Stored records
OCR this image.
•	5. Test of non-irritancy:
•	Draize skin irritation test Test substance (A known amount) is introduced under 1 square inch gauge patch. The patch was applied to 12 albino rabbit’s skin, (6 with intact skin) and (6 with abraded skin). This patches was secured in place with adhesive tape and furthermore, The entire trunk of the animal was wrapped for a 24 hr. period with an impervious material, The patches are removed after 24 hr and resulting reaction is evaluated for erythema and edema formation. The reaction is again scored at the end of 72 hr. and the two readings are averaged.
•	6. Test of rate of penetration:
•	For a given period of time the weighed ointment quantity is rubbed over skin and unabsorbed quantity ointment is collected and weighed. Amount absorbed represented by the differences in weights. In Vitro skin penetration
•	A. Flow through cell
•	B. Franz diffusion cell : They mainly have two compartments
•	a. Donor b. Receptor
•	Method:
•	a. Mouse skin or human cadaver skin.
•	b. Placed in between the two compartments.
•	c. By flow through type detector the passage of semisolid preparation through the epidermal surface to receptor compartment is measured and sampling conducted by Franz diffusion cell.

* [Description of the task]: Extract every record. Keep wording exact.

* [Final answer]:
OCR this image.
•	5. Test of non-irritancy:
•	Draize skin irritation test Test substance (A known amount) is introduced under 1 square inch gauge patch. The patch was applied to 12 albino rabbit’s skin, (6 with intact skin) and (6 with abraded skin). This patches was secured in place with adhesive tape and furthermore, The entire trunk of the animal was wrapped for a 24 hr. period with an impervious material, The patches are removed after 24 hr and resulting reaction is evaluated for erythema and edema formation. The reaction is again scored at the end of 72 hr. and the two readings are averaged.
•	6. Test of rate of penetration:
•	For a given period of time the weighed ointment quantity is rubbed over skin and unabsorbed quantity ointment is collected and weighed. Amount absorbed represented by the differences in weights. In Vitro skin penetration
•	A. Flow through cell
•	B. Franz diffusion cell : They mainly have two compartments
•	a. Donor b. Receptor
•	Method:
•	a. Mouse skin or human cadaver skin.
•	b. Placed in between the two compartments.
•	c. By flow through type detector the passage of semisolid preparation through the epidermal surface to receptor compartment is measured and sampling conducted by Franz diffusion cell.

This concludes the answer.